▸ **Dataset records**:
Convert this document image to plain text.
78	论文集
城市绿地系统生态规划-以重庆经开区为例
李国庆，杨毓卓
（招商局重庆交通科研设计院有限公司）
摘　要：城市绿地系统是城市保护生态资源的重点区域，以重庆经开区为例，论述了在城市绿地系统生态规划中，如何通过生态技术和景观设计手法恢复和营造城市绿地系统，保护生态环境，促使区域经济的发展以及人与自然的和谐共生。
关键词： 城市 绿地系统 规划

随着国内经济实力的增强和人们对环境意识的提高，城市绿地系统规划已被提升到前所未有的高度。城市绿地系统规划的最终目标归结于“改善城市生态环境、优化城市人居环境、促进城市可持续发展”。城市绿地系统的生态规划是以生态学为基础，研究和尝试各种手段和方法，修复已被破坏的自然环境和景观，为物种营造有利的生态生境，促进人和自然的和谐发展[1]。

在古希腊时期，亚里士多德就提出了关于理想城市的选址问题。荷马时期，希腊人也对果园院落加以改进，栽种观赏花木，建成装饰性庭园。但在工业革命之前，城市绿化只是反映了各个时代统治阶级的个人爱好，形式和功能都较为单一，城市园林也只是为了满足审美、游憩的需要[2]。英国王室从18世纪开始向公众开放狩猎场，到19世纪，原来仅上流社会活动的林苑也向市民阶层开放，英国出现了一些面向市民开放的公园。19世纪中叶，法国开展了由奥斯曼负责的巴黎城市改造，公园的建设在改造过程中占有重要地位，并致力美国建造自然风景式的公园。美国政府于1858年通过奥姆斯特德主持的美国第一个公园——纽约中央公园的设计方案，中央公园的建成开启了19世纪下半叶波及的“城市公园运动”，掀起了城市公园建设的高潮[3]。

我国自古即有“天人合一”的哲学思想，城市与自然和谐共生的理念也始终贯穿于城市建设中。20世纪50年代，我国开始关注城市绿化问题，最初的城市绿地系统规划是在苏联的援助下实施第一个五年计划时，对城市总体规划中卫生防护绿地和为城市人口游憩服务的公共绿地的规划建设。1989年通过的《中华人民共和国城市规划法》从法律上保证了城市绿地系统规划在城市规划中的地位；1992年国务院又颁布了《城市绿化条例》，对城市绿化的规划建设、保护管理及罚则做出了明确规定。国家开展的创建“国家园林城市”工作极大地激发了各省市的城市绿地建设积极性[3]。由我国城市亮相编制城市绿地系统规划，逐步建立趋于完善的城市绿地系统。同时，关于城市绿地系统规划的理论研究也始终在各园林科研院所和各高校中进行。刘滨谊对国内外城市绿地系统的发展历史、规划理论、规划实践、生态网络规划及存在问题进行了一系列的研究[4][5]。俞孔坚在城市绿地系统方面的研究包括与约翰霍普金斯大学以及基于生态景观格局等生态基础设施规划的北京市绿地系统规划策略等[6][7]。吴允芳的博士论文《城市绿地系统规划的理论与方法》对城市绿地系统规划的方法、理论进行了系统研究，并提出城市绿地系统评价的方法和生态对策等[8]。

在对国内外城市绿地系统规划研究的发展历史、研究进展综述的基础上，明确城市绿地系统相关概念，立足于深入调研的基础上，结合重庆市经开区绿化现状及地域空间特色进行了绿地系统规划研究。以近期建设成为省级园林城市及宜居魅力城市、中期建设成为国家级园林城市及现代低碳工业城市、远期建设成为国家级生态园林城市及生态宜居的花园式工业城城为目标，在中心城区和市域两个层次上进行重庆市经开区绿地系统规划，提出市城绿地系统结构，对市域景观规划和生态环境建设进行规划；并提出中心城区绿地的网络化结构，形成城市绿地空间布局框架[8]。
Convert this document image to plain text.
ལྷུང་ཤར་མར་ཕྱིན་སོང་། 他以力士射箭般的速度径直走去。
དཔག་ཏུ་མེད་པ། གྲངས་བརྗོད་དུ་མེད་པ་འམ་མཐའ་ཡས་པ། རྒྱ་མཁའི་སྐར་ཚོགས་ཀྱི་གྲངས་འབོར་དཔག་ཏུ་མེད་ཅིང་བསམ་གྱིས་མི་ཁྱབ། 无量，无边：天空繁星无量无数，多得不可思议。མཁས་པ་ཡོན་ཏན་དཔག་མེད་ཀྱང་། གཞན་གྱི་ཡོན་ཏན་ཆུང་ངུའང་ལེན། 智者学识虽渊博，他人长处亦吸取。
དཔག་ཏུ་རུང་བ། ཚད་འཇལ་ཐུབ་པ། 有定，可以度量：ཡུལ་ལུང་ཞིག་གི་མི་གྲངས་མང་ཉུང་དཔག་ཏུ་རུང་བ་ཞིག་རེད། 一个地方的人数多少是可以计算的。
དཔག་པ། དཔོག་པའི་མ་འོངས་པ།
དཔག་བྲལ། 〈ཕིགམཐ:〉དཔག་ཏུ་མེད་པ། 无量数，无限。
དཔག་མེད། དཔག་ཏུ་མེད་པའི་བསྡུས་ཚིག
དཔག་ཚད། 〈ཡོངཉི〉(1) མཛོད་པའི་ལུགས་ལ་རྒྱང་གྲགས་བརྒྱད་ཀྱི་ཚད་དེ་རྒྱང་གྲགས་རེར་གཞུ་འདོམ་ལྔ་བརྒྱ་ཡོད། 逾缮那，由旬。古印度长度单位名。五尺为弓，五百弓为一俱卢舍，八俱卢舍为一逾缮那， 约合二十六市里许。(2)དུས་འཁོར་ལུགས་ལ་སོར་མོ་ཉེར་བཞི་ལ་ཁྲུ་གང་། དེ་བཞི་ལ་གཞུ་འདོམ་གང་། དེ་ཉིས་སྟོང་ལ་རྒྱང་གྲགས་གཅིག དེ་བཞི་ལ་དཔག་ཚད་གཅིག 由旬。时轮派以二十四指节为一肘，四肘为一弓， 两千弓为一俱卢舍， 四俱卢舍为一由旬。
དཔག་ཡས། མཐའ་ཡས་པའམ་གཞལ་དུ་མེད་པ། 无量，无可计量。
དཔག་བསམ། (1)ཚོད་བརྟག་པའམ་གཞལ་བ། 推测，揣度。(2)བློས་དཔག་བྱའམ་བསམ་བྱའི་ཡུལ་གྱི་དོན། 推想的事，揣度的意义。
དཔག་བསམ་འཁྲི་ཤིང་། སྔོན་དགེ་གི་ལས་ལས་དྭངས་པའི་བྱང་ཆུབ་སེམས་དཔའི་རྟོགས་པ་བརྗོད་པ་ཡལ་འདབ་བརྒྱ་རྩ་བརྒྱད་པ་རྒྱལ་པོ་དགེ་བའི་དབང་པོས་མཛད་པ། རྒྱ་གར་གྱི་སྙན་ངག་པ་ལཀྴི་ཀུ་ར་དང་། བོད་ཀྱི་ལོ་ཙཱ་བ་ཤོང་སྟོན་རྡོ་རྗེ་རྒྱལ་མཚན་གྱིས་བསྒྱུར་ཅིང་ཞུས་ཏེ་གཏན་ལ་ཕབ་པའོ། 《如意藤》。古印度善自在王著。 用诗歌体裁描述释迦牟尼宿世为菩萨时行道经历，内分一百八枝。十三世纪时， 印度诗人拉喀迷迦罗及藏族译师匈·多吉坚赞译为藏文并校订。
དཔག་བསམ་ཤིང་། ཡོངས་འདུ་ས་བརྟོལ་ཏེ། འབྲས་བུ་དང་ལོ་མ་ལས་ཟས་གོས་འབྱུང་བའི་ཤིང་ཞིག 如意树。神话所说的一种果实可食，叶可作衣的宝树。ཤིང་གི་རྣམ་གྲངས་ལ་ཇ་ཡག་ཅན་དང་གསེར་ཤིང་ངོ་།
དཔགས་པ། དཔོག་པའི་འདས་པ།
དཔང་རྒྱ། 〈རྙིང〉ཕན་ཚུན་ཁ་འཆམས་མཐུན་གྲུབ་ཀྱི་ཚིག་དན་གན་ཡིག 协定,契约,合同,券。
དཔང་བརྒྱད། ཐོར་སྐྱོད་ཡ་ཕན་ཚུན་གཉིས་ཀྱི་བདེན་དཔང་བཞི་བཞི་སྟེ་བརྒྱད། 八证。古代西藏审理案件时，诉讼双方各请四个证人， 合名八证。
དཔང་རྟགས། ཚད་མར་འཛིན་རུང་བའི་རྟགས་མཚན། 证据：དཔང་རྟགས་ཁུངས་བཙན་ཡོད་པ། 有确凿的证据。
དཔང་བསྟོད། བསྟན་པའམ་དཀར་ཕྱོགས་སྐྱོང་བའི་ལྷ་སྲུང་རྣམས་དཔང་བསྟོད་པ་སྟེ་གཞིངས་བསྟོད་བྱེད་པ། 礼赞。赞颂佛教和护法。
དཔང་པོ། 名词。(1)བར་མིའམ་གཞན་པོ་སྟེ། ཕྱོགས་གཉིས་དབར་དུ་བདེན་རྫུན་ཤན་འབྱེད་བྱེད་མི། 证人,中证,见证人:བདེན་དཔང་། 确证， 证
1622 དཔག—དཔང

▸ **What needs to be done**:
Return a copy of every line that includes the word "以重庆经开区为例".

▸ **Response to the task**:
城市绿地系统生态规划-以重庆经开区为例
摘　要：城市绿地系统是城市保护生态资源的重点区域，以重庆经开区为例，论述了在城市绿地系统生态规划中，如何通过生态技术和景观设计手法恢复和营造城市绿地系统，保护生态环境，促使区域经济的发展以及人与自然的和谐共生。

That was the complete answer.